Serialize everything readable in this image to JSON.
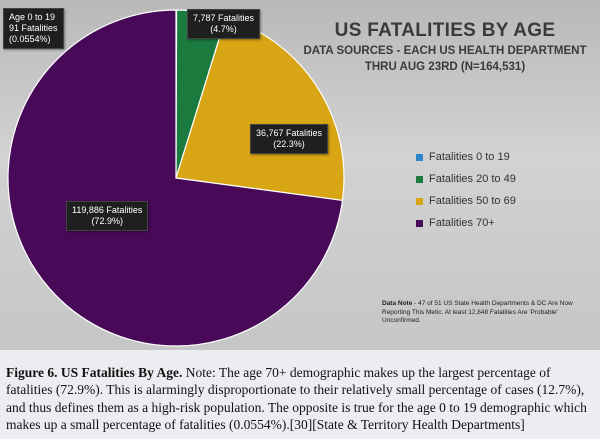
{
  "chart_data": {
    "type": "pie",
    "title": "US FATALITIES BY AGE",
    "subtitle_line1": "DATA SOURCES - EACH US HEALTH DEPARTMENT",
    "subtitle_line2": "THRU AUG 23RD (N=164,531)",
    "slices": [
      {
        "legend": "Fatalities 0 to 19",
        "value": 91,
        "percent": 0.0554,
        "color": "#2a86c9",
        "label_lines": [
          "Age 0 to 19",
          "91 Fatalities",
          "(0.0554%)"
        ]
      },
      {
        "legend": "Fatalities 20 to 49",
        "value": 7787,
        "percent": 4.7,
        "color": "#1b7a3e",
        "label_lines": [
          "7,787 Fatalities",
          "(4.7%)"
        ]
      },
      {
        "legend": "Fatalities 50 to 69",
        "value": 36767,
        "percent": 22.3,
        "color": "#d8a515",
        "label_lines": [
          "36,767 Fatalities",
          "(22.3%)"
        ]
      },
      {
        "legend": "Fatalities 70+",
        "value": 119886,
        "percent": 72.9,
        "color": "#480a58",
        "label_lines": [
          "119,886 Fatalities",
          "(72.9%)"
        ]
      }
    ],
    "legend_position": "right",
    "note_bold": "Data Note",
    "note_text": " - 47 of 51 US State Health Departments & DC Are Now Reporting This Metic. At least 12,848 Fatalities Are 'Probable' Unconfirmed."
  },
  "caption": {
    "label": "Figure 6. US Fatalities By Age.",
    "text": "  Note: The age 70+ demographic makes up the largest percentage of fatalities (72.9%). This is alarmingly disproportionate to their relatively small percentage of cases (12.7%), and thus defines them as a high-risk population. The opposite is true for the age 0 to 19 demographic which makes up a small percentage of fatalities (0.0554%).[30][State & Territory Health Departments]"
  }
}
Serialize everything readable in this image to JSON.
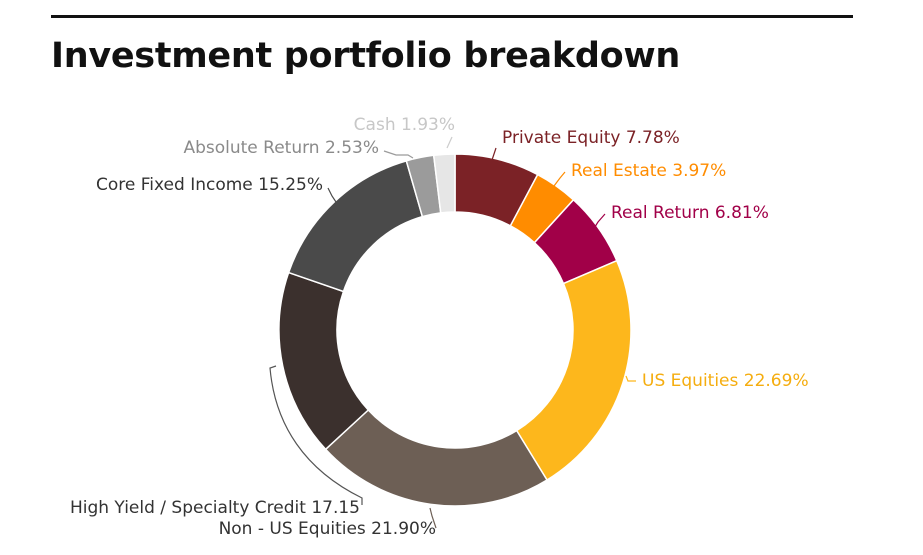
{
  "title": "Investment portfolio breakdown",
  "chart_data": {
    "type": "pie",
    "subtype": "donut",
    "title": "Investment portfolio breakdown",
    "slices": [
      {
        "label": "Private Equity 7.78%",
        "value": 7.78,
        "color": "#7b2226"
      },
      {
        "label": "Real Estate 3.97%",
        "value": 3.97,
        "color": "#ff8c00"
      },
      {
        "label": "Real Return 6.81%",
        "value": 6.81,
        "color": "#a10048"
      },
      {
        "label": "US Equities 22.69%",
        "value": 22.69,
        "color": "#fdb71c"
      },
      {
        "label": "Non - US Equities 21.90%",
        "value": 21.9,
        "color": "#6d5f55"
      },
      {
        "label": "High Yield / Specialty Credit 17.15",
        "value": 17.15,
        "color": "#3b302d"
      },
      {
        "label": "Core Fixed Income 15.25%",
        "value": 15.25,
        "color": "#4a4a4a"
      },
      {
        "label": "Absolute Return 2.53%",
        "value": 2.53,
        "color": "#9b9b9b"
      },
      {
        "label": "Cash 1.93%",
        "value": 1.93,
        "color": "#e6e6e6"
      }
    ],
    "legend": "none",
    "label_color_by_slice": true
  }
}
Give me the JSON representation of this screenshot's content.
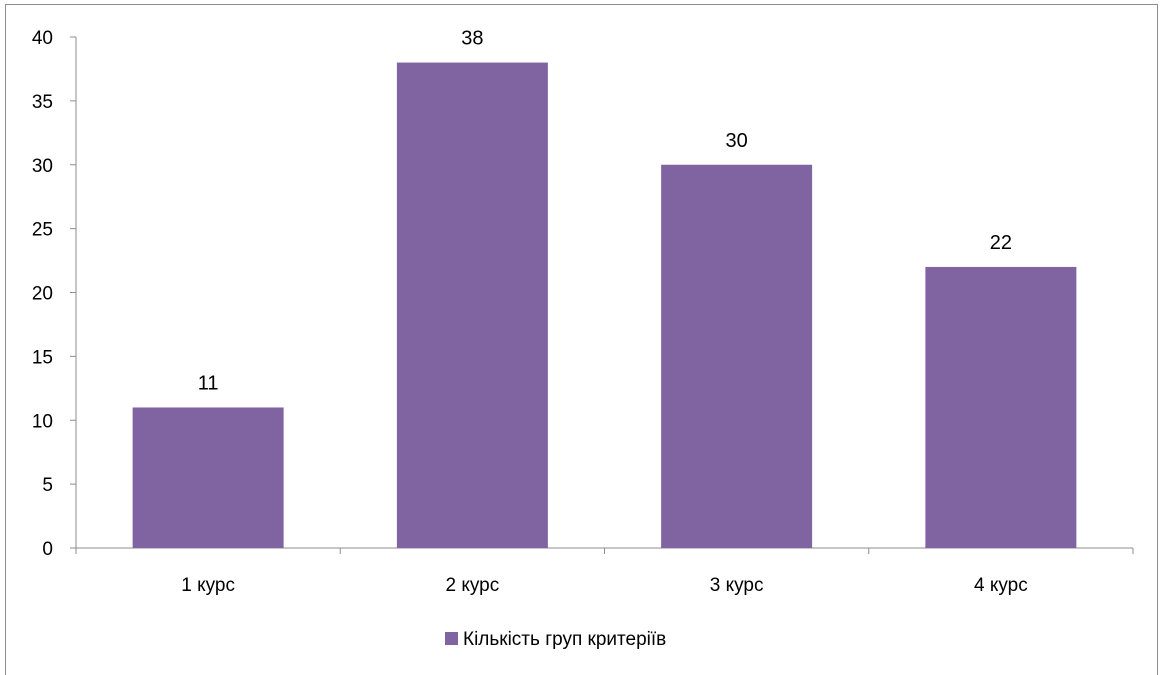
{
  "chart_data": {
    "type": "bar",
    "categories": [
      "1 курс",
      "2 курс",
      "3 курс",
      "4 курс"
    ],
    "series": [
      {
        "name": "Кількість груп критеріїв",
        "values": [
          11,
          38,
          30,
          22
        ],
        "color": "#8064a2"
      }
    ],
    "data_labels": [
      "11",
      "38",
      "30",
      "22"
    ],
    "y_ticks": [
      "0",
      "5",
      "10",
      "15",
      "20",
      "25",
      "30",
      "35",
      "40"
    ],
    "ylim": [
      0,
      40
    ],
    "title": "",
    "xlabel": "",
    "ylabel": "",
    "grid": false,
    "legend_position": "bottom"
  }
}
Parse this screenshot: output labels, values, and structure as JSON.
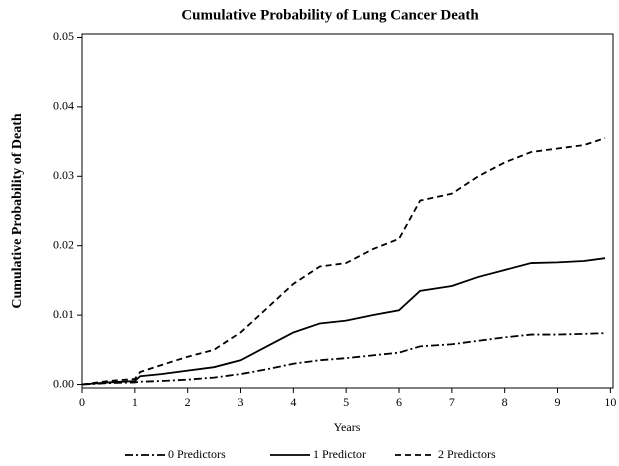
{
  "chart_data": {
    "type": "line",
    "title": "Cumulative Probability of Lung Cancer Death",
    "x_label": "Years",
    "y_label": "Cumulative Probability of Death",
    "x": [
      0,
      0.5,
      1,
      1.1,
      1.5,
      2,
      2.5,
      3,
      3.5,
      4,
      4.5,
      5,
      5.5,
      6,
      6.4,
      7,
      7.5,
      8,
      8.5,
      9,
      9.5,
      9.9
    ],
    "series": [
      {
        "name": "0 Predictors",
        "color": "#000000",
        "dash": "8,3,2,3",
        "values": [
          0,
          0.0002,
          0.0003,
          0.0004,
          0.0005,
          0.0007,
          0.001,
          0.0015,
          0.0022,
          0.003,
          0.0035,
          0.0038,
          0.0042,
          0.0046,
          0.0055,
          0.0058,
          0.0063,
          0.0068,
          0.0072,
          0.0072,
          0.0073,
          0.0074
        ]
      },
      {
        "name": "1 Predictor",
        "color": "#000000",
        "dash": "none",
        "values": [
          0,
          0.0003,
          0.0005,
          0.0012,
          0.0015,
          0.002,
          0.0025,
          0.0035,
          0.0055,
          0.0075,
          0.0088,
          0.0092,
          0.01,
          0.0107,
          0.0135,
          0.0142,
          0.0155,
          0.0165,
          0.0175,
          0.0176,
          0.0178,
          0.0182
        ]
      },
      {
        "name": "2 Predictors",
        "color": "#000000",
        "dash": "6,4",
        "values": [
          0,
          0.0005,
          0.0008,
          0.0018,
          0.0028,
          0.004,
          0.005,
          0.0075,
          0.011,
          0.0145,
          0.017,
          0.0175,
          0.0195,
          0.021,
          0.0265,
          0.0275,
          0.03,
          0.032,
          0.0335,
          0.034,
          0.0345,
          0.0355
        ]
      }
    ],
    "xlim": [
      0,
      10.05
    ],
    "xticks": [
      0,
      1,
      2,
      3,
      4,
      5,
      6,
      7,
      8,
      9,
      10
    ],
    "ylim": [
      -0.0005,
      0.0505
    ],
    "yticks": [
      {
        "value": 0,
        "label": "0.00"
      },
      {
        "value": 0.01,
        "label": "0.01"
      },
      {
        "value": 0.02,
        "label": "0.02"
      },
      {
        "value": 0.03,
        "label": "0.03"
      },
      {
        "value": 0.04,
        "label": "0.04"
      },
      {
        "value": 0.05,
        "label": "0.05"
      }
    ],
    "grid": false,
    "legend": "bottom"
  }
}
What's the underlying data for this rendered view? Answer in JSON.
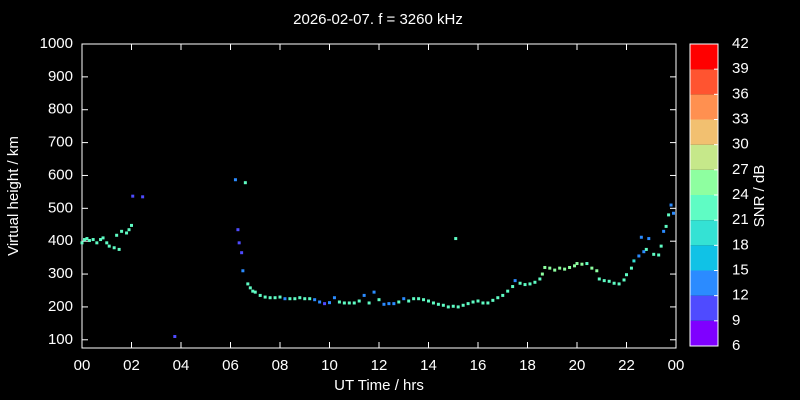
{
  "chart_data": {
    "type": "scatter",
    "title": "2026-02-07. f = 3260 kHz",
    "x_label": "UT Time / hrs",
    "y_label": "Virtual height / km",
    "xlim": [
      0,
      24
    ],
    "ylim": [
      75,
      1000
    ],
    "xticks": [
      {
        "value": 0,
        "label": "00"
      },
      {
        "value": 2,
        "label": "02"
      },
      {
        "value": 4,
        "label": "04"
      },
      {
        "value": 6,
        "label": "06"
      },
      {
        "value": 8,
        "label": "08"
      },
      10,
      12,
      14,
      16,
      18,
      20,
      22,
      {
        "value": 24,
        "label": "00"
      }
    ],
    "yticks": [
      100,
      200,
      300,
      400,
      500,
      600,
      700,
      800,
      900,
      1000
    ],
    "colorbar": {
      "label": "SNR / dB",
      "ticks": [
        6,
        9,
        12,
        15,
        18,
        21,
        24,
        27,
        30,
        33,
        36,
        39,
        42
      ],
      "colors": [
        "#7f00ff",
        "#4f4bff",
        "#2b8bff",
        "#10c2e6",
        "#34e2d4",
        "#5ffcc4",
        "#8effa0",
        "#c6e88a",
        "#f2c070",
        "#ff9050",
        "#ff5430",
        "#ff0000"
      ]
    },
    "x": [
      0.0,
      0.1,
      0.2,
      0.3,
      0.45,
      0.6,
      0.75,
      0.85,
      1.0,
      1.1,
      1.3,
      1.5,
      1.4,
      1.6,
      1.8,
      1.9,
      2.0,
      2.05,
      2.45,
      3.75,
      6.2,
      6.3,
      6.35,
      6.45,
      6.5,
      6.6,
      6.7,
      6.8,
      6.9,
      7.0,
      7.2,
      7.4,
      7.6,
      7.8,
      8.0,
      8.2,
      8.4,
      8.6,
      8.8,
      9.0,
      9.2,
      9.4,
      9.6,
      9.8,
      10.0,
      10.2,
      10.4,
      10.6,
      10.8,
      11.0,
      11.2,
      11.4,
      11.6,
      11.8,
      12.0,
      12.2,
      12.4,
      12.6,
      12.8,
      13.0,
      13.2,
      13.4,
      13.6,
      13.8,
      14.0,
      14.2,
      14.4,
      14.6,
      14.8,
      15.0,
      15.1,
      15.2,
      15.4,
      15.6,
      15.8,
      16.0,
      16.2,
      16.4,
      16.6,
      16.8,
      17.0,
      17.2,
      17.4,
      17.5,
      17.7,
      17.9,
      18.1,
      18.3,
      18.5,
      18.6,
      18.7,
      18.9,
      19.1,
      19.3,
      19.5,
      19.7,
      19.9,
      20.0,
      20.2,
      20.4,
      20.6,
      20.8,
      20.9,
      21.1,
      21.3,
      21.5,
      21.7,
      21.9,
      22.0,
      22.2,
      22.3,
      22.5,
      22.7,
      22.6,
      22.9,
      22.8,
      23.1,
      23.3,
      23.4,
      23.5,
      23.6,
      23.7,
      23.8,
      23.9
    ],
    "y": [
      395,
      405,
      408,
      402,
      405,
      395,
      405,
      410,
      395,
      385,
      380,
      375,
      418,
      430,
      425,
      435,
      448,
      537,
      535,
      110,
      587,
      435,
      395,
      365,
      310,
      578,
      270,
      258,
      248,
      245,
      235,
      230,
      228,
      228,
      230,
      225,
      225,
      225,
      228,
      225,
      225,
      222,
      215,
      210,
      213,
      228,
      215,
      212,
      212,
      212,
      218,
      235,
      212,
      245,
      222,
      208,
      210,
      210,
      215,
      225,
      218,
      225,
      225,
      222,
      218,
      212,
      208,
      205,
      200,
      202,
      408,
      200,
      205,
      210,
      215,
      218,
      212,
      212,
      220,
      228,
      235,
      248,
      262,
      280,
      272,
      268,
      270,
      275,
      285,
      300,
      320,
      318,
      312,
      318,
      315,
      320,
      325,
      332,
      330,
      332,
      318,
      310,
      285,
      280,
      278,
      272,
      270,
      282,
      298,
      318,
      340,
      355,
      368,
      412,
      408,
      375,
      360,
      358,
      385,
      430,
      445,
      480,
      510,
      485
    ],
    "snr": [
      21,
      21,
      21,
      21,
      21,
      22,
      21,
      22,
      22,
      21,
      21,
      21,
      21,
      21,
      22,
      21,
      21,
      11,
      11,
      11,
      12,
      10,
      11,
      11,
      12,
      21,
      21,
      22,
      21,
      21,
      22,
      21,
      22,
      21,
      22,
      14,
      21,
      21,
      22,
      21,
      21,
      14,
      12,
      11,
      14,
      12,
      21,
      21,
      22,
      21,
      21,
      12,
      21,
      12,
      21,
      14,
      14,
      14,
      21,
      14,
      21,
      21,
      22,
      21,
      21,
      22,
      21,
      21,
      21,
      22,
      22,
      21,
      21,
      22,
      21,
      21,
      21,
      21,
      22,
      21,
      21,
      22,
      22,
      14,
      22,
      22,
      22,
      22,
      22,
      25,
      25,
      25,
      25,
      25,
      25,
      25,
      25,
      24,
      25,
      22,
      25,
      25,
      22,
      22,
      22,
      22,
      21,
      21,
      21,
      21,
      20,
      14,
      14,
      14,
      14,
      22,
      22,
      21,
      21,
      13,
      22,
      22,
      12,
      12
    ]
  }
}
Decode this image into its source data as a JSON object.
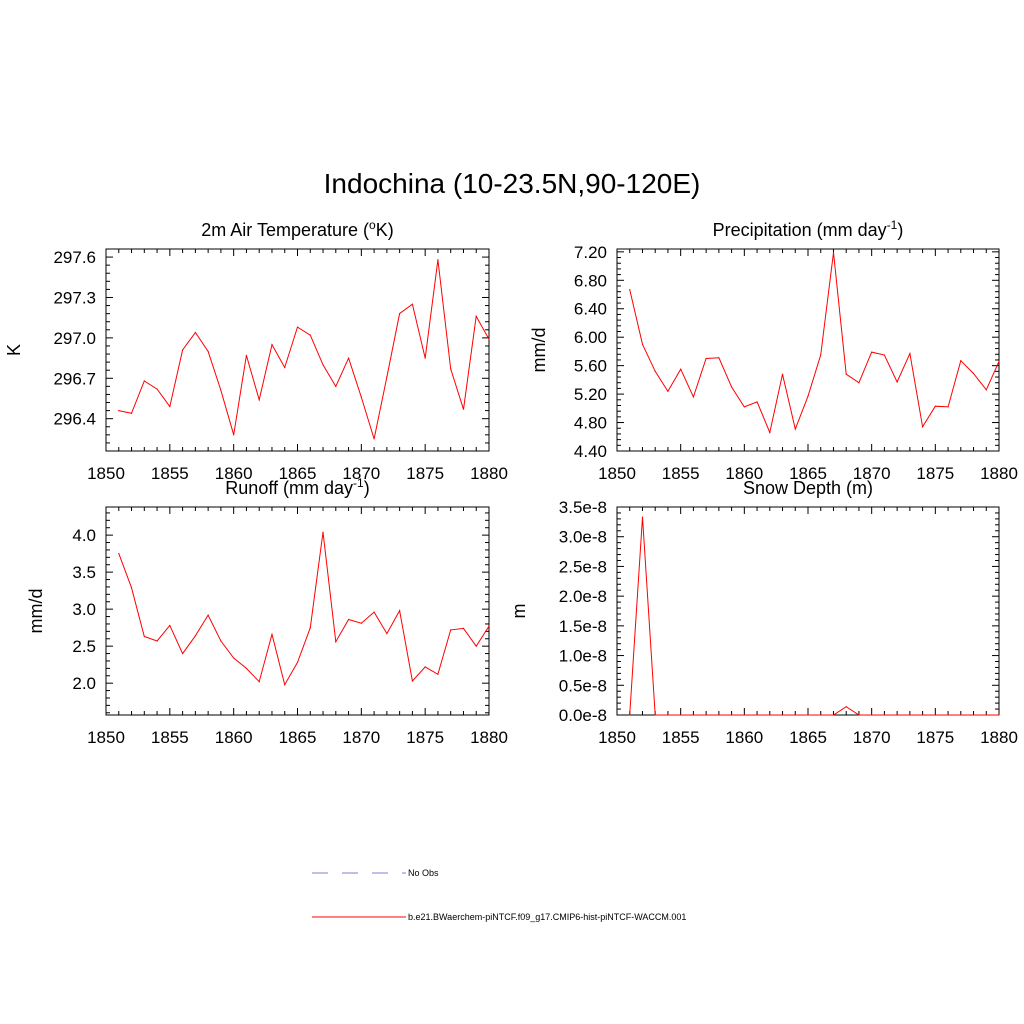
{
  "title": "Indochina (10-23.5N,90-120E)",
  "colors": {
    "model": "#ff0000",
    "obs": "#9999dd",
    "axis": "#000000"
  },
  "legend": [
    {
      "label": "No Obs",
      "style": "dashed",
      "color": "#9999dd"
    },
    {
      "label": "b.e21.BWaerchem-piNTCF.f09_g17.CMIP6-hist-piNTCF-WACCM.001",
      "style": "solid",
      "color": "#ff0000"
    }
  ],
  "chart_data": [
    {
      "type": "line",
      "title_main": "2m Air Temperature (",
      "title_sup": "o",
      "title_end": "K)",
      "ylabel": "K",
      "xlim": [
        1850,
        1880
      ],
      "ylim": [
        296.16,
        297.66
      ],
      "xticks": [
        1850,
        1855,
        1860,
        1865,
        1870,
        1875,
        1880
      ],
      "xtick_labels": [
        "1850",
        "1855",
        "1860",
        "1865",
        "1870",
        "1875",
        "1880"
      ],
      "yticks": [
        296.4,
        296.7,
        297.0,
        297.3,
        297.6
      ],
      "ytick_labels": [
        "296.4",
        "296.7",
        "297.0",
        "297.3",
        "297.6"
      ],
      "series": [
        {
          "x": [
            1851,
            1852,
            1853,
            1854,
            1855,
            1856,
            1857,
            1858,
            1859,
            1860,
            1861,
            1862,
            1863,
            1864,
            1865,
            1866,
            1867,
            1868,
            1869,
            1870,
            1871,
            1872,
            1873,
            1874,
            1875,
            1876,
            1877,
            1878,
            1879,
            1880
          ],
          "values": [
            296.46,
            296.44,
            296.68,
            296.62,
            296.49,
            296.91,
            297.04,
            296.9,
            296.61,
            296.28,
            296.87,
            296.54,
            296.95,
            296.78,
            297.08,
            297.02,
            296.8,
            296.64,
            296.85,
            296.56,
            296.25,
            296.71,
            297.18,
            297.25,
            296.85,
            297.58,
            296.77,
            296.47,
            297.16,
            296.99
          ]
        }
      ]
    },
    {
      "type": "line",
      "title_main": "Precipitation (mm day",
      "title_sup": "-1",
      "title_end": ")",
      "ylabel": "mm/d",
      "xlim": [
        1850,
        1880
      ],
      "ylim": [
        4.4,
        7.24
      ],
      "xticks": [
        1850,
        1855,
        1860,
        1865,
        1870,
        1875,
        1880
      ],
      "xtick_labels": [
        "1850",
        "1855",
        "1860",
        "1865",
        "1870",
        "1875",
        "1880"
      ],
      "yticks": [
        4.4,
        4.8,
        5.2,
        5.6,
        6.0,
        6.4,
        6.8,
        7.2
      ],
      "ytick_labels": [
        "4.40",
        "4.80",
        "5.20",
        "5.60",
        "6.00",
        "6.40",
        "6.80",
        "7.20"
      ],
      "series": [
        {
          "x": [
            1851,
            1852,
            1853,
            1854,
            1855,
            1856,
            1857,
            1858,
            1859,
            1860,
            1861,
            1862,
            1863,
            1864,
            1865,
            1866,
            1867,
            1868,
            1869,
            1870,
            1871,
            1872,
            1873,
            1874,
            1875,
            1876,
            1877,
            1878,
            1879,
            1880
          ],
          "values": [
            6.67,
            5.9,
            5.52,
            5.24,
            5.55,
            5.16,
            5.7,
            5.71,
            5.3,
            5.02,
            5.09,
            4.66,
            5.48,
            4.71,
            5.17,
            5.75,
            7.19,
            5.48,
            5.36,
            5.79,
            5.75,
            5.37,
            5.77,
            4.74,
            5.03,
            5.02,
            5.67,
            5.49,
            5.26,
            5.66
          ]
        }
      ]
    },
    {
      "type": "line",
      "title_main": "Runoff (mm day",
      "title_sup": "-1",
      "title_end": ")",
      "ylabel": "mm/d",
      "xlim": [
        1850,
        1880
      ],
      "ylim": [
        1.57,
        4.38
      ],
      "xticks": [
        1850,
        1855,
        1860,
        1865,
        1870,
        1875,
        1880
      ],
      "xtick_labels": [
        "1850",
        "1855",
        "1860",
        "1865",
        "1870",
        "1875",
        "1880"
      ],
      "yticks": [
        2.0,
        2.5,
        3.0,
        3.5,
        4.0
      ],
      "ytick_labels": [
        "2.0",
        "2.5",
        "3.0",
        "3.5",
        "4.0"
      ],
      "series": [
        {
          "x": [
            1851,
            1852,
            1853,
            1854,
            1855,
            1856,
            1857,
            1858,
            1859,
            1860,
            1861,
            1862,
            1863,
            1864,
            1865,
            1866,
            1867,
            1868,
            1869,
            1870,
            1871,
            1872,
            1873,
            1874,
            1875,
            1876,
            1877,
            1878,
            1879,
            1880
          ],
          "values": [
            3.75,
            3.29,
            2.63,
            2.57,
            2.78,
            2.4,
            2.64,
            2.92,
            2.57,
            2.34,
            2.2,
            2.02,
            2.66,
            1.98,
            2.28,
            2.75,
            4.04,
            2.56,
            2.86,
            2.81,
            2.96,
            2.67,
            2.98,
            2.03,
            2.22,
            2.12,
            2.72,
            2.74,
            2.5,
            2.77
          ]
        }
      ]
    },
    {
      "type": "line",
      "title_main": "Snow Depth (m)",
      "title_sup": "",
      "title_end": "",
      "ylabel": "m",
      "xlim": [
        1850,
        1880
      ],
      "ylim": [
        0,
        3.5e-08
      ],
      "xticks": [
        1850,
        1855,
        1860,
        1865,
        1870,
        1875,
        1880
      ],
      "xtick_labels": [
        "1850",
        "1855",
        "1860",
        "1865",
        "1870",
        "1875",
        "1880"
      ],
      "yticks": [
        0,
        5e-09,
        1e-08,
        1.5e-08,
        2e-08,
        2.5e-08,
        3e-08,
        3.5e-08
      ],
      "ytick_labels": [
        "0.0e-8",
        "0.5e-8",
        "1.0e-8",
        "1.5e-8",
        "2.0e-8",
        "2.5e-8",
        "3.0e-8",
        "3.5e-8"
      ],
      "series": [
        {
          "x": [
            1851,
            1852,
            1853,
            1854,
            1855,
            1856,
            1857,
            1858,
            1859,
            1860,
            1861,
            1862,
            1863,
            1864,
            1865,
            1866,
            1867,
            1868,
            1869,
            1870,
            1871,
            1872,
            1873,
            1874,
            1875,
            1876,
            1877,
            1878,
            1879,
            1880
          ],
          "values": [
            0,
            3.33e-08,
            0,
            0,
            0,
            0,
            0,
            0,
            0,
            0,
            0,
            0,
            0,
            0,
            0,
            0,
            0,
            1.4e-09,
            0,
            0,
            0,
            0,
            0,
            0,
            0,
            0,
            0,
            0,
            0,
            0
          ]
        }
      ]
    }
  ]
}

### What you will do:
Find all the lines containing "Return" in the material, then copy them.

### Task result:
        "label": "Real Return 6.81%",
        "label": "Absolute Return 2.53%",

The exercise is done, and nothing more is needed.